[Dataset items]
________

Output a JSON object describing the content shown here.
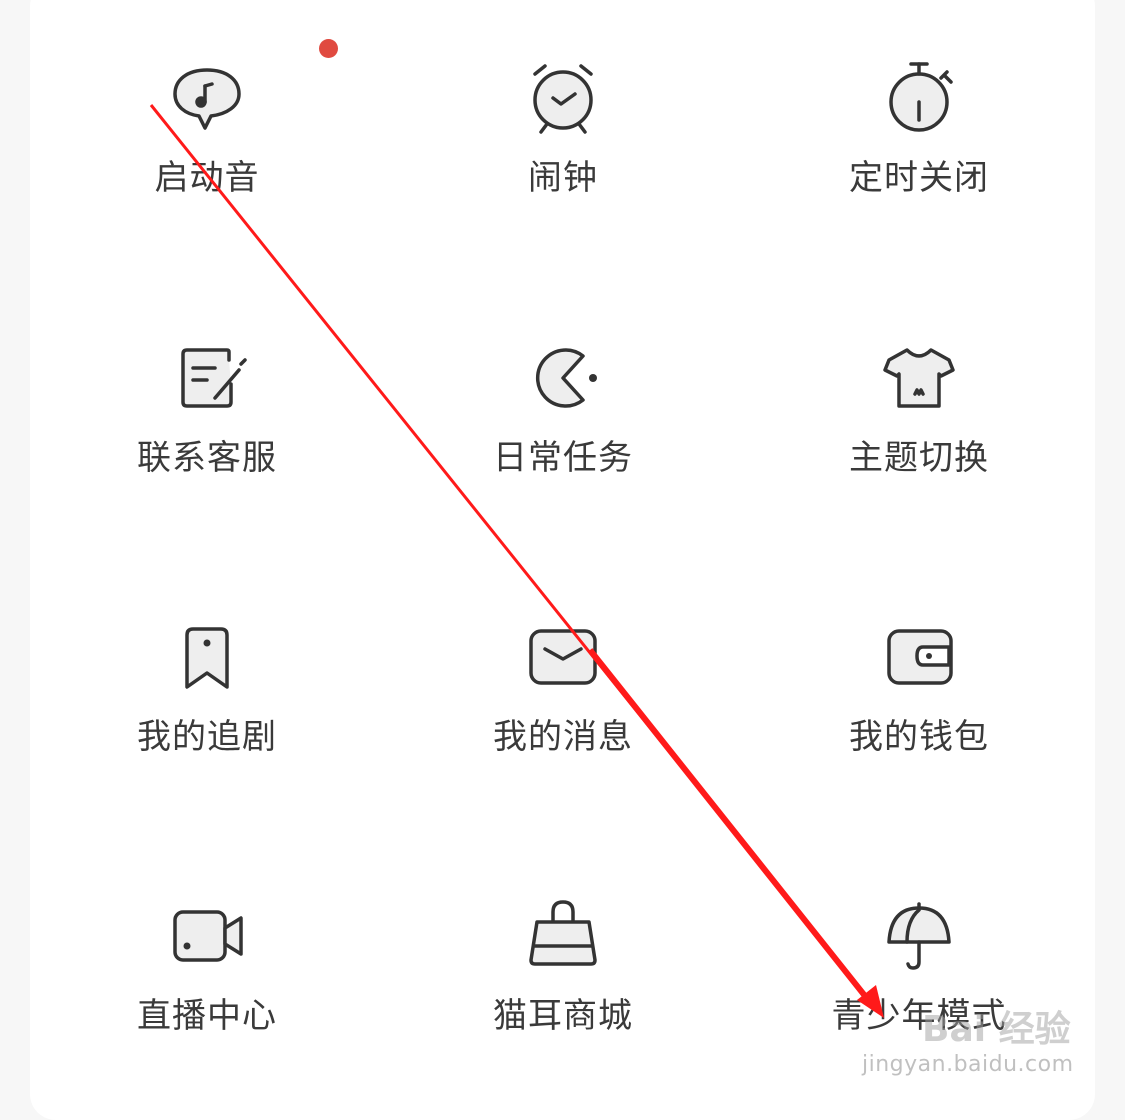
{
  "menu": {
    "items": [
      {
        "label": "启动音",
        "icon": "music-bubble-icon"
      },
      {
        "label": "闹钟",
        "icon": "alarm-clock-icon"
      },
      {
        "label": "定时关闭",
        "icon": "timer-icon"
      },
      {
        "label": "联系客服",
        "icon": "edit-note-icon"
      },
      {
        "label": "日常任务",
        "icon": "pacman-icon"
      },
      {
        "label": "主题切换",
        "icon": "tshirt-icon"
      },
      {
        "label": "我的追剧",
        "icon": "bookmark-icon"
      },
      {
        "label": "我的消息",
        "icon": "message-envelope-icon"
      },
      {
        "label": "我的钱包",
        "icon": "wallet-icon"
      },
      {
        "label": "直播中心",
        "icon": "video-camera-icon"
      },
      {
        "label": "猫耳商城",
        "icon": "shopping-bag-icon"
      },
      {
        "label": "青少年模式",
        "icon": "umbrella-icon"
      }
    ]
  },
  "badge": {
    "color": "#e04a40"
  },
  "annotation": {
    "color": "#ff1a1a"
  },
  "watermark": {
    "text": "Bai 经验",
    "url": "jingyan.baidu.com"
  }
}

________

» Your task:
Of the lines in the data above, how many contain the word "icon"? Give only that figure.

» Answer for the task:
12